-- Problem --
Which of the lines in the data mention the string "tick"? List them all.

[Start of section]

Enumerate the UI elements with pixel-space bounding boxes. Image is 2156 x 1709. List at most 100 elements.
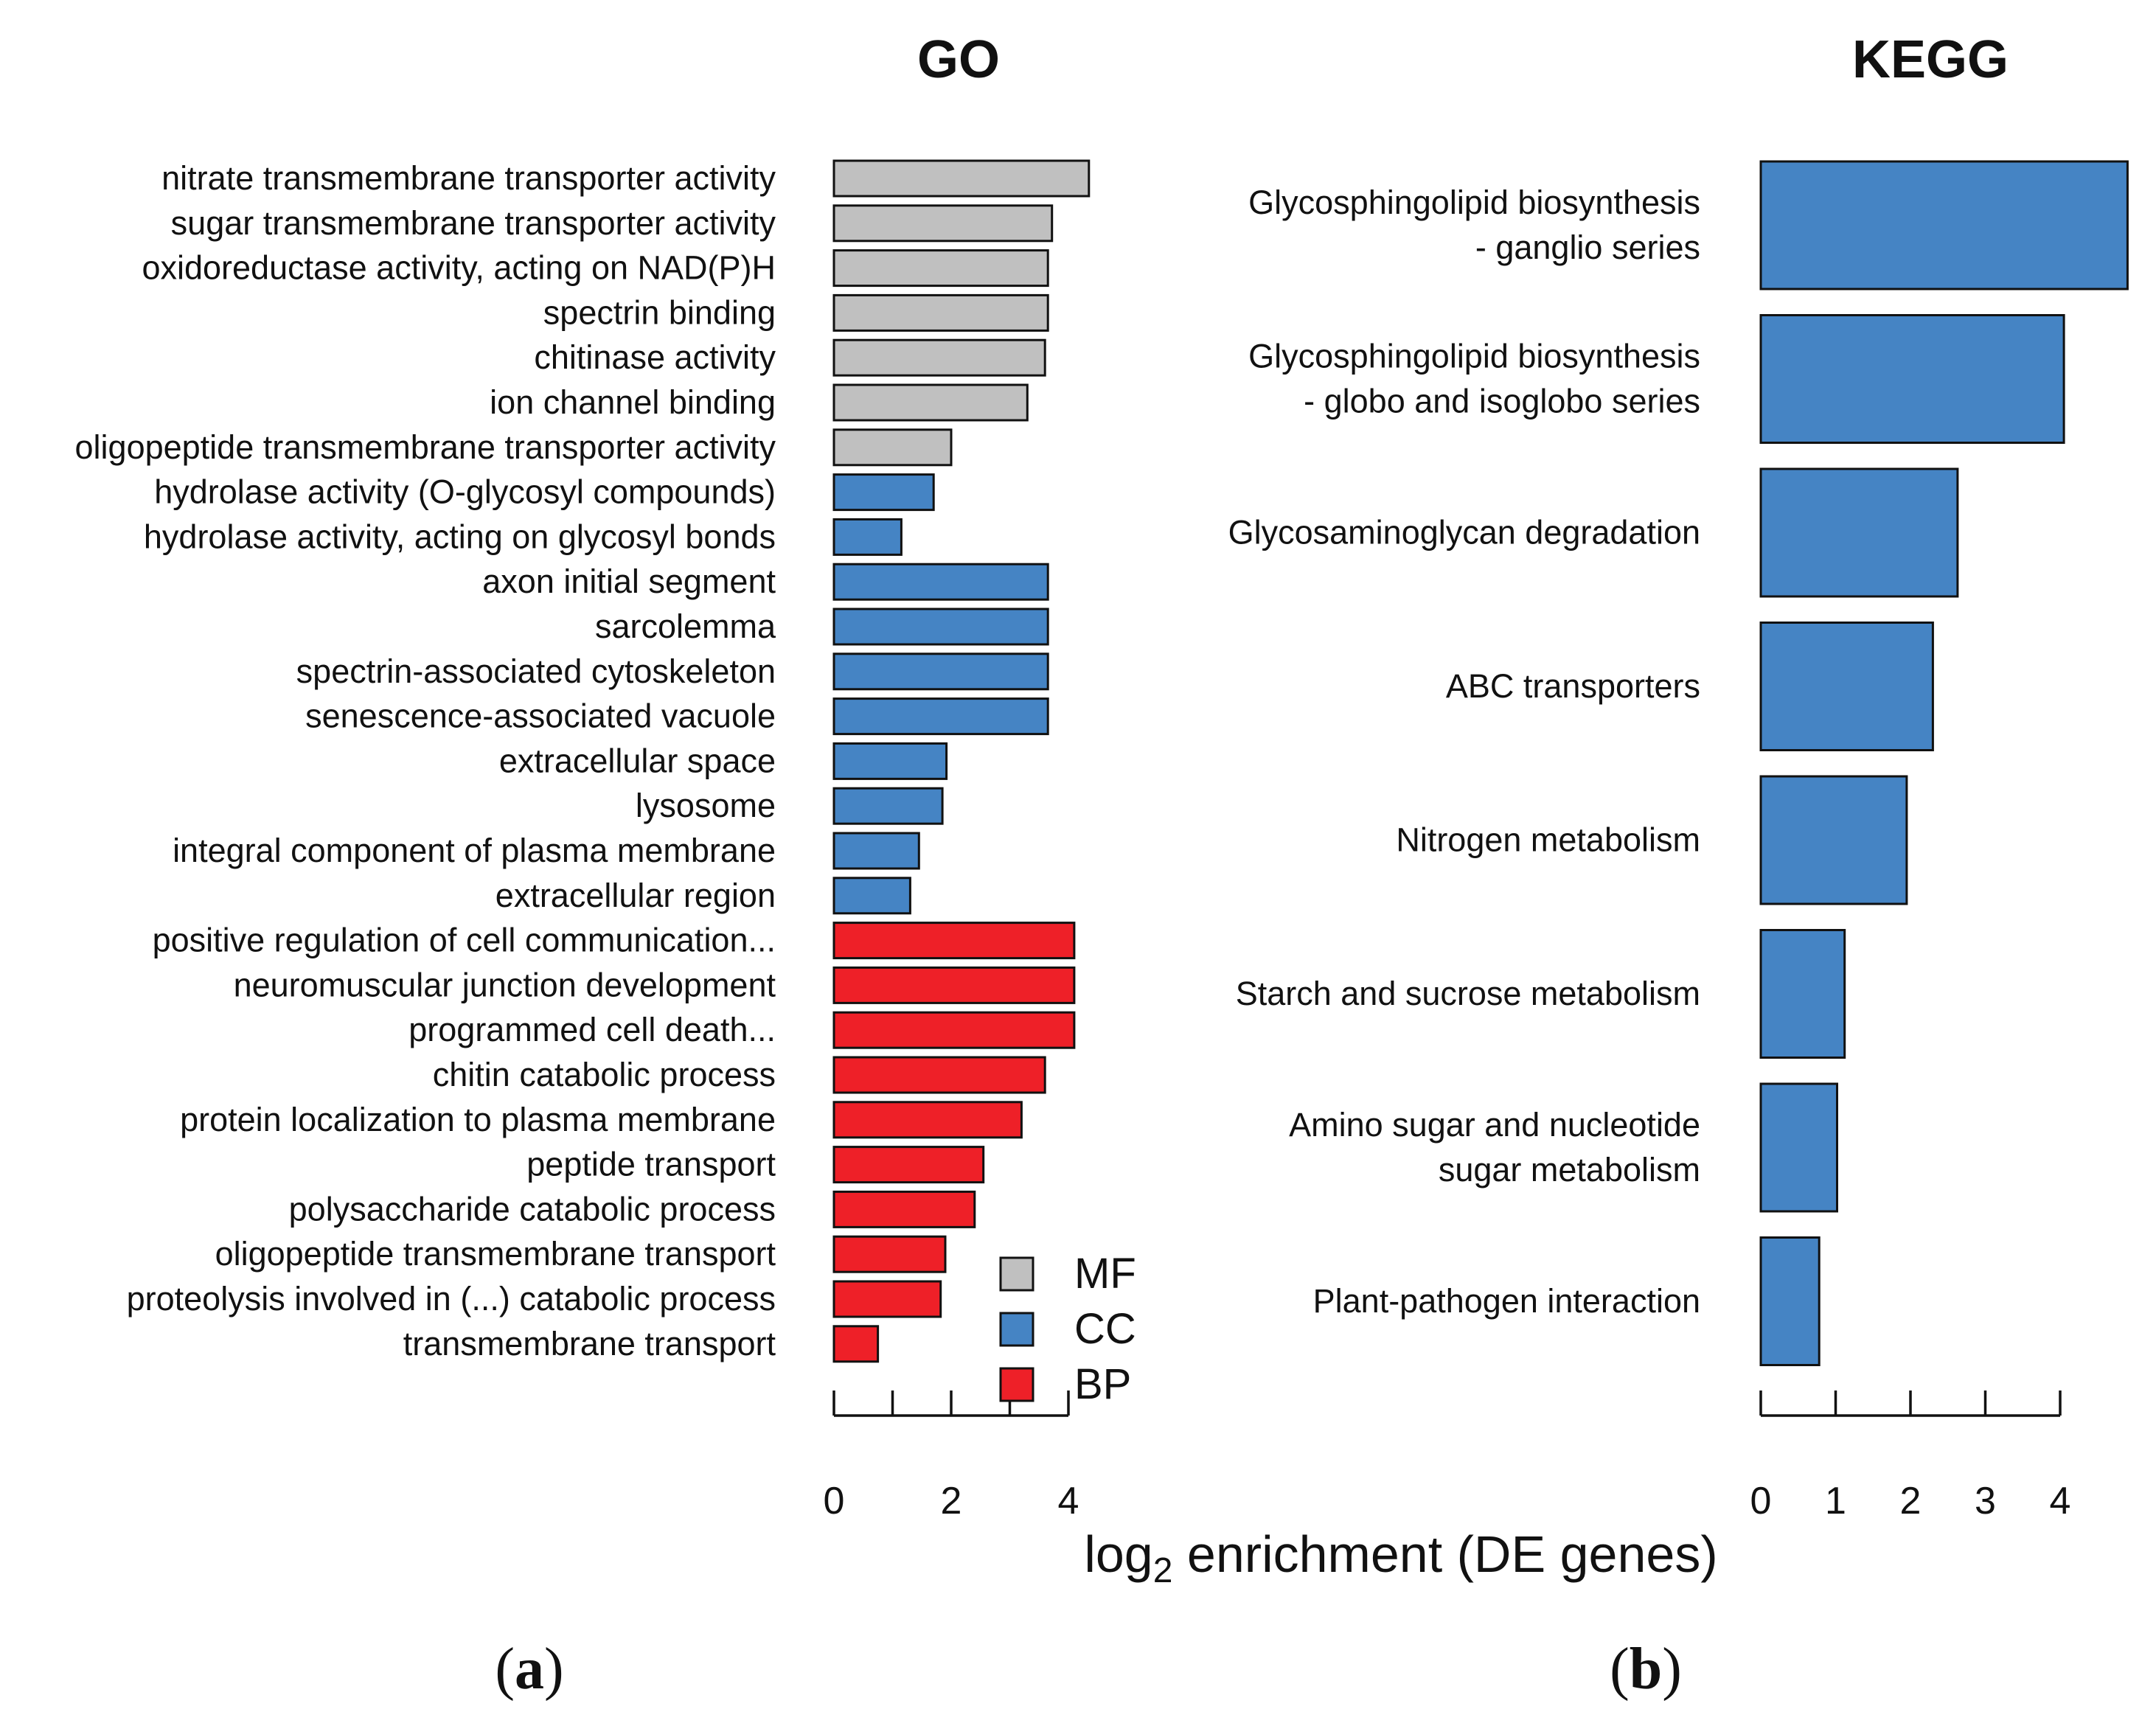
go-category-label: lysosome [636, 787, 776, 824]
legend-swatch-cc [999, 1312, 1034, 1347]
go-category-label: oligopeptide transmembrane transporter a… [75, 428, 776, 466]
go-category-label: senescence-associated vacuole [305, 697, 776, 735]
legend-label-cc: CC [1074, 1305, 1136, 1353]
go-x-axis: 0 2 4 [824, 1390, 1079, 1522]
kegg-tick-label: 4 [2050, 1480, 2071, 1522]
kegg-bars: Glycosphingolipid biosynthesis - ganglio … [1228, 160, 2129, 1366]
go-category-label: hydrolase activity, acting on glycosyl b… [144, 518, 776, 555]
go-bar-positive-regulation-of-cell-communication [832, 922, 1076, 960]
kegg-tick-label: 0 [1750, 1480, 1772, 1522]
go-bar-nitrate-transmembrane-transporter-activity [832, 159, 1091, 198]
go-bar-sarcolemma [832, 608, 1049, 646]
kegg-bar-amino-sugar-and-nucleotide-sugar-metabolism [1759, 1082, 1838, 1213]
kegg-category-label: Plant-pathogen interaction [1313, 1282, 1700, 1320]
kegg-bar-plant-pathogen-interaction [1759, 1236, 1821, 1366]
go-category-label: oxidoreductase activity, acting on NAD(P… [142, 249, 776, 287]
kegg-category-label: - ganglio series [1475, 229, 1700, 266]
go-category-label: chitinase activity [534, 338, 776, 376]
go-bar-oxidoreductase-activity-acting-on-nad-p-h [832, 249, 1049, 288]
kegg-category-label: Glycosphingolipid biosynthesis [1248, 184, 1700, 221]
go-category-label: spectrin binding [543, 293, 776, 331]
kegg-bar-glycosaminoglycan-degradation [1759, 467, 1959, 598]
kegg-tick-label: 3 [1975, 1480, 1996, 1522]
go-tick-label: 4 [1058, 1480, 1079, 1522]
go-category-label: protein localization to plasma membrane [180, 1101, 776, 1138]
go-bar-spectrin-associated-cytoskeleton [832, 652, 1049, 691]
go-category-label: transmembrane transport [403, 1325, 776, 1362]
go-category-label: peptide transport [526, 1146, 776, 1183]
kegg-category-label: Glycosaminoglycan degradation [1228, 514, 1700, 551]
go-bar-spectrin-binding [832, 293, 1049, 332]
go-legend: MF CC BP [999, 1250, 1136, 1408]
kegg-bar-glycosphingolipid-biosynthesis-globo-and-isoglobo-series [1759, 314, 2065, 444]
go-bar-chitinase-activity [832, 338, 1046, 377]
kegg-bar-starch-and-sucrose-metabolism [1759, 929, 1846, 1059]
x-axis-label-prefix: log [1084, 1525, 1152, 1583]
kegg-category-label: Nitrogen metabolism [1396, 821, 1700, 859]
go-tick-label: 2 [941, 1480, 962, 1522]
go-category-label: spectrin-associated cytoskeleton [296, 652, 776, 690]
panel-label-a-close: ) [544, 1637, 564, 1702]
kegg-category-label: - globo and isoglobo series [1304, 383, 1700, 420]
go-chart-title: GO [917, 30, 1000, 89]
go-bar-hydrolase-activity-o-glycosyl-compounds [832, 473, 935, 512]
kegg-category-label: Amino sugar and nucleotide [1289, 1106, 1700, 1144]
go-category-label: chitin catabolic process [433, 1056, 776, 1093]
go-chart: GO nitrate transmembrane transporter act… [75, 30, 1136, 1522]
kegg-category-label: sugar metabolism [1439, 1151, 1700, 1188]
kegg-bar-nitrogen-metabolism [1759, 775, 1908, 905]
kegg-chart-title: KEGG [1852, 30, 2009, 89]
go-bar-neuromuscular-junction-development [832, 966, 1076, 1004]
go-bar-senescence-associated-vacuole [832, 697, 1049, 736]
kegg-category-label: Glycosphingolipid biosynthesis [1248, 338, 1700, 375]
go-bar-polysaccharide-catabolic-process [832, 1190, 976, 1228]
panel-label-b-letter: b [1630, 1637, 1663, 1702]
panel-label-b-open: ( [1610, 1637, 1630, 1702]
go-bar-peptide-transport [832, 1146, 985, 1184]
go-bar-extracellular-region [832, 877, 911, 915]
go-bar-transmembrane-transport [832, 1325, 880, 1363]
go-category-label: sarcolemma [595, 608, 776, 645]
kegg-category-label: Starch and sucrose metabolism [1236, 975, 1700, 1012]
go-bar-oligopeptide-transmembrane-transporter-activity [832, 428, 953, 467]
go-category-label: programmed cell death... [408, 1011, 776, 1048]
kegg-bar-abc-transporters [1759, 622, 1934, 751]
go-category-label: extracellular space [499, 742, 776, 779]
panel-label-a-open: ( [495, 1637, 515, 1702]
legend-swatch-mf [999, 1256, 1034, 1292]
x-axis-label-suffix: enrichment (DE genes) [1172, 1525, 1717, 1583]
go-category-label: nitrate transmembrane transporter activi… [161, 159, 776, 197]
go-category-label: integral component of plasma membrane [173, 832, 776, 869]
go-category-label: sugar transmembrane transporter activity [171, 204, 776, 242]
go-bar-lysosome [832, 787, 944, 825]
go-tick-label: 0 [824, 1480, 845, 1522]
legend-swatch-bp [999, 1367, 1034, 1402]
panel-label-a: (a) [495, 1637, 563, 1702]
go-category-label: axon initial segment [482, 563, 776, 600]
kegg-tick-label: 2 [1900, 1480, 1922, 1522]
legend-label-bp: BP [1074, 1360, 1131, 1408]
go-bar-integral-component-of-plasma-membrane [832, 832, 920, 870]
legend-label-mf: MF [1074, 1250, 1136, 1298]
panel-label-b-close: ) [1662, 1637, 1682, 1702]
kegg-bar-glycosphingolipid-biosynthesis-ganglio-series [1759, 160, 2129, 290]
go-bar-ion-channel-binding [832, 383, 1029, 422]
x-axis-label: log2 enrichment (DE genes) [1084, 1525, 1717, 1590]
go-category-label: proteolysis involved in (...) catabolic … [127, 1280, 776, 1318]
go-bar-programmed-cell-death [832, 1011, 1076, 1049]
go-category-label: polysaccharide catabolic process [289, 1190, 776, 1228]
go-bar-axon-initial-segment [832, 563, 1049, 601]
go-category-label: ion channel binding [490, 383, 776, 421]
panel-label-a-letter: a [515, 1637, 544, 1702]
go-bar-proteolysis-involved-in-catabolic-process [832, 1280, 942, 1318]
go-category-label: hydrolase activity (O-glycosyl compounds… [154, 473, 776, 511]
x-axis-label-subscript: 2 [1153, 1551, 1173, 1590]
go-bar-protein-localization-to-plasma-membrane [832, 1101, 1023, 1139]
kegg-category-label: ABC transporters [1446, 667, 1700, 705]
go-category-label: neuromuscular junction development [234, 966, 776, 1003]
kegg-chart: KEGG Glycosphingolipid biosynthesis - gan… [1228, 30, 2129, 1522]
kegg-x-axis: 0 1 2 3 4 [1750, 1390, 2071, 1522]
go-bar-sugar-transmembrane-transporter-activity [832, 204, 1054, 243]
go-bar-hydrolase-activity-acting-on-glycosyl-bonds [832, 518, 903, 556]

[End of section]

-- Answer section --
kegg-tick-label: 4 [2050, 1480, 2071, 1522]
kegg-tick-label: 0 [1750, 1480, 1772, 1522]
kegg-tick-label: 3 [1975, 1480, 1996, 1522]
go-tick-label: 4 [1058, 1480, 1079, 1522]
go-tick-label: 2 [941, 1480, 962, 1522]
go-tick-label: 0 [824, 1480, 845, 1522]
kegg-tick-label: 2 [1900, 1480, 1922, 1522]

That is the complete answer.